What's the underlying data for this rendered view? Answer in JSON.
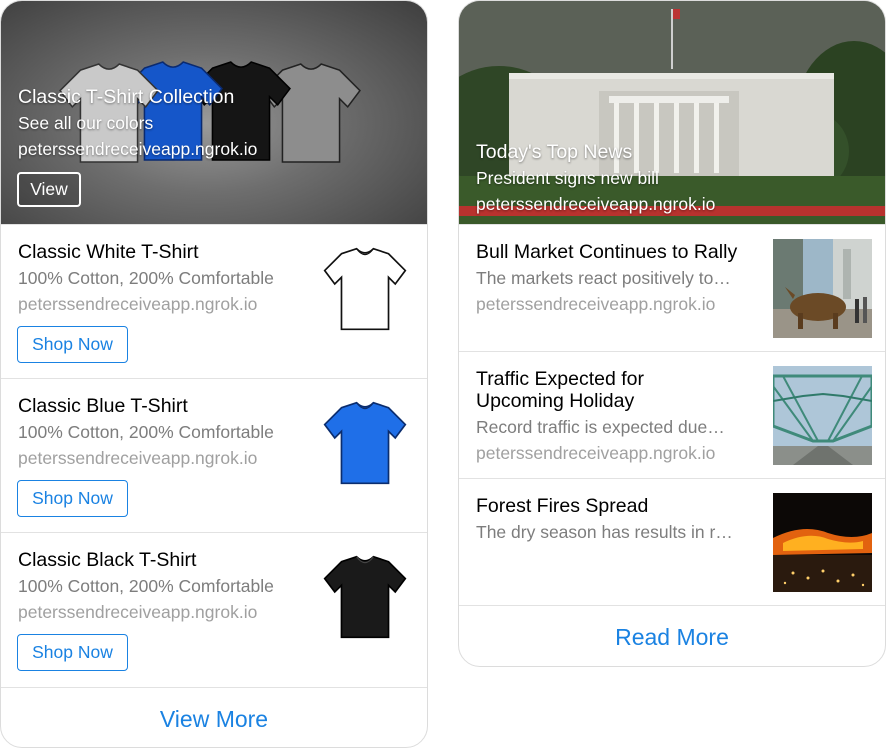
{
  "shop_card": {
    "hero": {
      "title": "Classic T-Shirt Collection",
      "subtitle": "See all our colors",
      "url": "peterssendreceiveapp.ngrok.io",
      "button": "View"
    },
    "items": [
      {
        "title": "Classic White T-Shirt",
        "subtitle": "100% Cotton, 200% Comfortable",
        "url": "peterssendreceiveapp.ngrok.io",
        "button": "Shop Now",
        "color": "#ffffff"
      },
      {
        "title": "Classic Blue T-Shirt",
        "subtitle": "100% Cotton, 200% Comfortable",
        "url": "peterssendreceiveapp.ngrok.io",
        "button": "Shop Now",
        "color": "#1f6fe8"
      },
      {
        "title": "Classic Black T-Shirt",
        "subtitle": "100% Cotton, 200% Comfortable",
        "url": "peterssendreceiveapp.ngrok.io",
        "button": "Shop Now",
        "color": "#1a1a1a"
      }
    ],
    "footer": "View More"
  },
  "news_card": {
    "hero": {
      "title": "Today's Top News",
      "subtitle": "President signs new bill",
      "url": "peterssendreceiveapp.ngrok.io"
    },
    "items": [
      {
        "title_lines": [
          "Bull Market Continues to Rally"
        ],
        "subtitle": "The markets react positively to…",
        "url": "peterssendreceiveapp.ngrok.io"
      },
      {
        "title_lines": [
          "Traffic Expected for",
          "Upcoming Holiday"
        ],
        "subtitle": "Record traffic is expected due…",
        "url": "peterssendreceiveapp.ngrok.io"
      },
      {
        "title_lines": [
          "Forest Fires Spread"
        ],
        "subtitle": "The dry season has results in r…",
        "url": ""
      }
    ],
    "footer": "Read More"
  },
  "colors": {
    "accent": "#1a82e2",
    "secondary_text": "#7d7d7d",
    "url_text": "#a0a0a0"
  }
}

-*-

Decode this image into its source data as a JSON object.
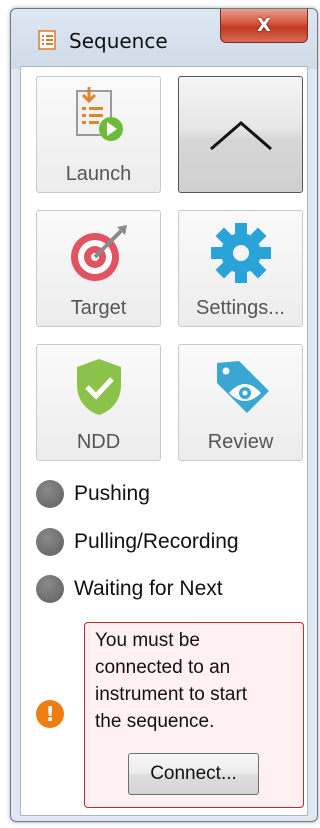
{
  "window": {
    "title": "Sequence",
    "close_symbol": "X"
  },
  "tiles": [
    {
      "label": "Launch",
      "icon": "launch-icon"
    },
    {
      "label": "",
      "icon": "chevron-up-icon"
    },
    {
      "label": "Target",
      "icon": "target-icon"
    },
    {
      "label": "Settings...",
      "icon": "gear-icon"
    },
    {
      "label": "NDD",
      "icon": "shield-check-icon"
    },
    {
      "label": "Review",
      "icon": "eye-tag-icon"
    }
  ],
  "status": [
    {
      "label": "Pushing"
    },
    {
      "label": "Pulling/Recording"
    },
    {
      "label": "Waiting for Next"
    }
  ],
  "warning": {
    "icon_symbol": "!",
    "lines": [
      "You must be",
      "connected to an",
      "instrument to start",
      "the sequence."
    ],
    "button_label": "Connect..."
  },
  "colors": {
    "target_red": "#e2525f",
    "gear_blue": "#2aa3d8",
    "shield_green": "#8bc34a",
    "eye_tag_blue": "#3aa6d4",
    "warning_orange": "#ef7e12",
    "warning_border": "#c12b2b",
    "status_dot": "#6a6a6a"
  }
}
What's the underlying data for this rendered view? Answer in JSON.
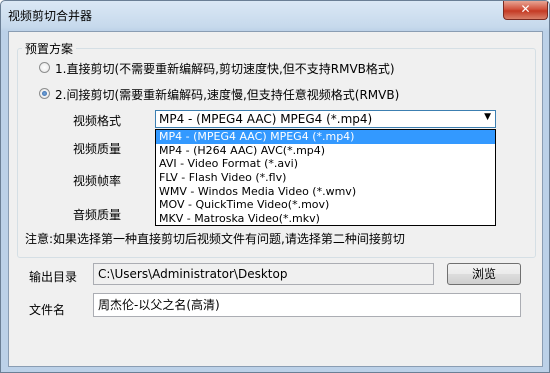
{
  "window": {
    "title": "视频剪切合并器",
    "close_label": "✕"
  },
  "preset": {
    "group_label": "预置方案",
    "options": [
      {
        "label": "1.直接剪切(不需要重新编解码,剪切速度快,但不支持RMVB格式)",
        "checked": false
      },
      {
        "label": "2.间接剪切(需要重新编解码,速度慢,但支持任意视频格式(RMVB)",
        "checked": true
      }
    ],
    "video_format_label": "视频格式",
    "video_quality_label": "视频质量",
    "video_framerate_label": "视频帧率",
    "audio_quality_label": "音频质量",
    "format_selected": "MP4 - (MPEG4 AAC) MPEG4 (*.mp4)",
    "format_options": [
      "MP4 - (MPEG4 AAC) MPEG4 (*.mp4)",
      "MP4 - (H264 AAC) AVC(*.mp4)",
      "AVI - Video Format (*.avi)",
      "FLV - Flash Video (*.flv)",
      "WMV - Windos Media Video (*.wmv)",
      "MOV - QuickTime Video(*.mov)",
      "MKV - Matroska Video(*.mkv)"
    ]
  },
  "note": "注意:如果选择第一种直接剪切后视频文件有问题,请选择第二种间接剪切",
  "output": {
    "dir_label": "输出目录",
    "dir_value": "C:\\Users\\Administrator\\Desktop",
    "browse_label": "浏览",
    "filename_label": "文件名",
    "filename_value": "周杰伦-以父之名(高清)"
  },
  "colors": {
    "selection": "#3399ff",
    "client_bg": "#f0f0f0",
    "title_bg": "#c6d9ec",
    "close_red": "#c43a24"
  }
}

-*-

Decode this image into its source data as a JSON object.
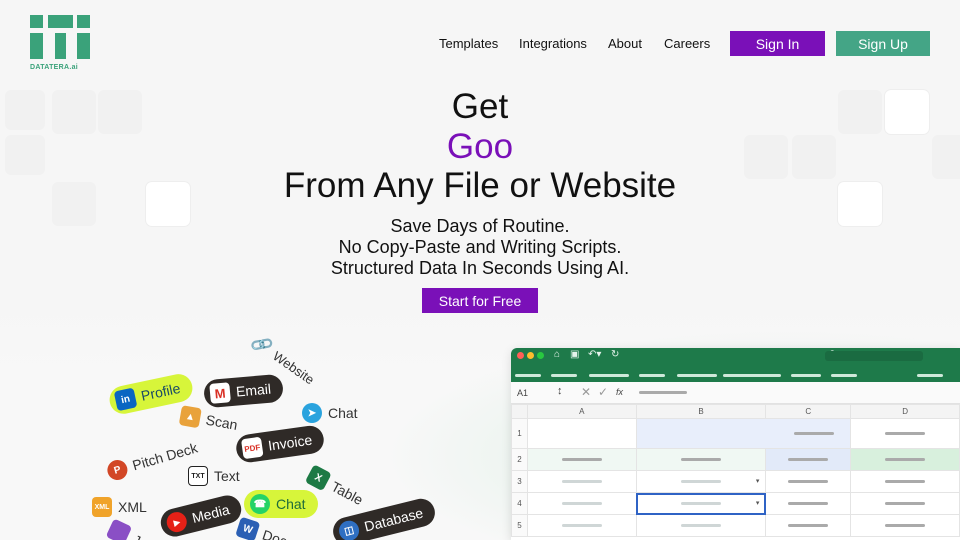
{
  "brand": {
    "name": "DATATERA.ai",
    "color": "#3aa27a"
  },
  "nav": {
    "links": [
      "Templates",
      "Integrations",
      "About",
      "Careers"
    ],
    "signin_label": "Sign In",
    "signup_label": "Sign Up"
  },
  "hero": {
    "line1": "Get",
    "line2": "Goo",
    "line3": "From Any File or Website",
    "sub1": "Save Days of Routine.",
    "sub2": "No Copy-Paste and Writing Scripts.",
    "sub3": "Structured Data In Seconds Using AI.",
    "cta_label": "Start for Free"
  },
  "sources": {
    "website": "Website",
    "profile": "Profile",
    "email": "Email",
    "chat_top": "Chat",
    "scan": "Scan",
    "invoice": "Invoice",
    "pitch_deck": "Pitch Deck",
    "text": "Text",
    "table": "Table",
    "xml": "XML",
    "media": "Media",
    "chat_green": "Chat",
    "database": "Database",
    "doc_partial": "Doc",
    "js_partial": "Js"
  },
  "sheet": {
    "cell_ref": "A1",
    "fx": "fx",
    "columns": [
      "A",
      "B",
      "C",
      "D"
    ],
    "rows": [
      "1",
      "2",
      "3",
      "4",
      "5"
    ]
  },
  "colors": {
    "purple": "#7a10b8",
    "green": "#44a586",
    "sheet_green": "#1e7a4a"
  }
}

-*-

Which lines hold the word "Website"? Return all of them from the records above.

    "line3": "From Any File or Website",
    "website": "Website",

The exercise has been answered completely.